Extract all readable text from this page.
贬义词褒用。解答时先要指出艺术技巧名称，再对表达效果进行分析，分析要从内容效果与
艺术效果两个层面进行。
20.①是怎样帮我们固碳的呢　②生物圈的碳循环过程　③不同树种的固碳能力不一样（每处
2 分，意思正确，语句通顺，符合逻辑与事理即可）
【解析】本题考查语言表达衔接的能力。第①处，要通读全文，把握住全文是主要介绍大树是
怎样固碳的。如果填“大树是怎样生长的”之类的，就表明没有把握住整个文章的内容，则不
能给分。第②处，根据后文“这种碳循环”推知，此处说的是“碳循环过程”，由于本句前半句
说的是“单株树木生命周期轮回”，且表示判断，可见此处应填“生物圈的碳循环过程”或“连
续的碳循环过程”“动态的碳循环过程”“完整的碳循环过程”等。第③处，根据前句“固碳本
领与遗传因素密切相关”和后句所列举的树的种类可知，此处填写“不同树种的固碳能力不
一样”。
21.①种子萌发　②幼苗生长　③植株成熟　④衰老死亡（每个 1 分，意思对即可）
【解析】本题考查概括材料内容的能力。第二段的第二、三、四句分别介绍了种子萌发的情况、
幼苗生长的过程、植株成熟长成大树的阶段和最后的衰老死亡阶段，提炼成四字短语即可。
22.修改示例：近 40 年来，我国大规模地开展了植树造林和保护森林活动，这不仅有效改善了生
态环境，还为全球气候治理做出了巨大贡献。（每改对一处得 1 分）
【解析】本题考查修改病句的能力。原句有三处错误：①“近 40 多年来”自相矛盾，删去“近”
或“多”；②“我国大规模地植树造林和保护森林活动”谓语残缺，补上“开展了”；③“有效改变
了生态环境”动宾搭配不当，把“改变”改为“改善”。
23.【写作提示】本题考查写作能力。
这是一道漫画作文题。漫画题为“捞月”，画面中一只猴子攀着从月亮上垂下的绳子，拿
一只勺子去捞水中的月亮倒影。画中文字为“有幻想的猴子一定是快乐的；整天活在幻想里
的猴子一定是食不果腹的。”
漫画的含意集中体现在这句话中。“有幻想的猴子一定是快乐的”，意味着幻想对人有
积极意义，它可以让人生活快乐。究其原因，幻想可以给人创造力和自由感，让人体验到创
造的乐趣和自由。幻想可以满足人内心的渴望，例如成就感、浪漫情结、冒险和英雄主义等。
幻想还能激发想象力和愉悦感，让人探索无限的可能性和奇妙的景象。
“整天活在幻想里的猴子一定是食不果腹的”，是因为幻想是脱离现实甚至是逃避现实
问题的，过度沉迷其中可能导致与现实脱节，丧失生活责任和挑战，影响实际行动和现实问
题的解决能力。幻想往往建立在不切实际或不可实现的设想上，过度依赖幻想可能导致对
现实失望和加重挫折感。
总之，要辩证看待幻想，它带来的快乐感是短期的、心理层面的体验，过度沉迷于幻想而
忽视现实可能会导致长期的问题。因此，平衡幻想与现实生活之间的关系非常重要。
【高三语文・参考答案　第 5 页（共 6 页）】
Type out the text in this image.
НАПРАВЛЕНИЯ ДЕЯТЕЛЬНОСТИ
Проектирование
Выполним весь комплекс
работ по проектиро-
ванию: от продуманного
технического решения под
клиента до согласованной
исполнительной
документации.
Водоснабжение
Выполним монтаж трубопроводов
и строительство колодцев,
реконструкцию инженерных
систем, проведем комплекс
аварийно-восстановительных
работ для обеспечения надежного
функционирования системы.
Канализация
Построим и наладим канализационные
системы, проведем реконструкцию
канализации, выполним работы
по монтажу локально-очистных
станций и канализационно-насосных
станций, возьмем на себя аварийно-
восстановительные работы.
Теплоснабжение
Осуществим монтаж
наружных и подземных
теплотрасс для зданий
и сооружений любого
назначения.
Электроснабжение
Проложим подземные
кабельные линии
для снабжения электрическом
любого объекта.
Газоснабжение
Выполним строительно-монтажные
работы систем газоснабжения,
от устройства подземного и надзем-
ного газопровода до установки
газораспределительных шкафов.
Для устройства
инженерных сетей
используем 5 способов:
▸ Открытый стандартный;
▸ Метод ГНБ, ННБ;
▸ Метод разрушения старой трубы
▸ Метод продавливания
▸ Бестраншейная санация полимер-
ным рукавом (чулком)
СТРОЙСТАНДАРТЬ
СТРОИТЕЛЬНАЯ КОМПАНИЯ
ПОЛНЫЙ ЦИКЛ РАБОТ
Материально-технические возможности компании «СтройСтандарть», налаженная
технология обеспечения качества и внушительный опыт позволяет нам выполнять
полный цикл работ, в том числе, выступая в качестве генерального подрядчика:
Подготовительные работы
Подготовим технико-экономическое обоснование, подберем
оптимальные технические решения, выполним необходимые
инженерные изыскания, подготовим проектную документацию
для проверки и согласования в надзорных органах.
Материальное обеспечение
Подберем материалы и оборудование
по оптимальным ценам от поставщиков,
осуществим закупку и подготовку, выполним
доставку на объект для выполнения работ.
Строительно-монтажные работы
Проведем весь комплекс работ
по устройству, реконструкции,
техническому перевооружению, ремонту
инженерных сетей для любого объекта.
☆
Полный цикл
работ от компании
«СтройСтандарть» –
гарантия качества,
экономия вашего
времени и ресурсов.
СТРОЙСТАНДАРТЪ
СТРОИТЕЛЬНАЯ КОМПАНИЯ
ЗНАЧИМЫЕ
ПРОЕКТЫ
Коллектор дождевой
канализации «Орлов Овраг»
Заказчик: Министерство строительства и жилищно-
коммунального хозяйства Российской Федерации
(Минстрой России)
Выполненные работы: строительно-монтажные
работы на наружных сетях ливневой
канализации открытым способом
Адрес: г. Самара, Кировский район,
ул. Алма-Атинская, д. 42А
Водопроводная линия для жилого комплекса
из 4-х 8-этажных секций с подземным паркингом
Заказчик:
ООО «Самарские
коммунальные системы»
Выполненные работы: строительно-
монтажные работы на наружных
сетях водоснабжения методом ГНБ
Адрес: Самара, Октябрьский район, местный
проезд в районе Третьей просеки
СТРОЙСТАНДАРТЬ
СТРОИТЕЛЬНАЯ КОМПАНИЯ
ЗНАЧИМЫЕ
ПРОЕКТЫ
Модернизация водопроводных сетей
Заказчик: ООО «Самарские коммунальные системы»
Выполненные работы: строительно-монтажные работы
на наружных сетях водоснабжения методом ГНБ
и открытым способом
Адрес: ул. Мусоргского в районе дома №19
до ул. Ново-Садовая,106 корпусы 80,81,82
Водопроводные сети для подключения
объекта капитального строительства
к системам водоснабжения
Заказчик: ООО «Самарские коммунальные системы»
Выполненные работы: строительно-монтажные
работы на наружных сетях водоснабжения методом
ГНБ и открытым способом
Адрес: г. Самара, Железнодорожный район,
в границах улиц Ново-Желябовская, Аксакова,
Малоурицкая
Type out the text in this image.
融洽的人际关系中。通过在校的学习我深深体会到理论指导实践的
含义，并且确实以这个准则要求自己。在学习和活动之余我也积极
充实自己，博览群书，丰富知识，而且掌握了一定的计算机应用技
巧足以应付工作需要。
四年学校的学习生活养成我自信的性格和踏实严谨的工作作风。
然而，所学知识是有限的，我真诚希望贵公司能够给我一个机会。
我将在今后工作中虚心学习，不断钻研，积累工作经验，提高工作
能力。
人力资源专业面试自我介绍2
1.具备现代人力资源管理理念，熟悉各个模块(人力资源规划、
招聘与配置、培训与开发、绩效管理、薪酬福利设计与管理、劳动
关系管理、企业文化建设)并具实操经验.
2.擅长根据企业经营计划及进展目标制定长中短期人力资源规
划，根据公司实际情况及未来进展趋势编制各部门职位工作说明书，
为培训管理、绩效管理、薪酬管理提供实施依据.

==================================================

> Description of the task:
Find how many of the lines above have the word "объекта" in them. State only that number.

> Problem solution:
3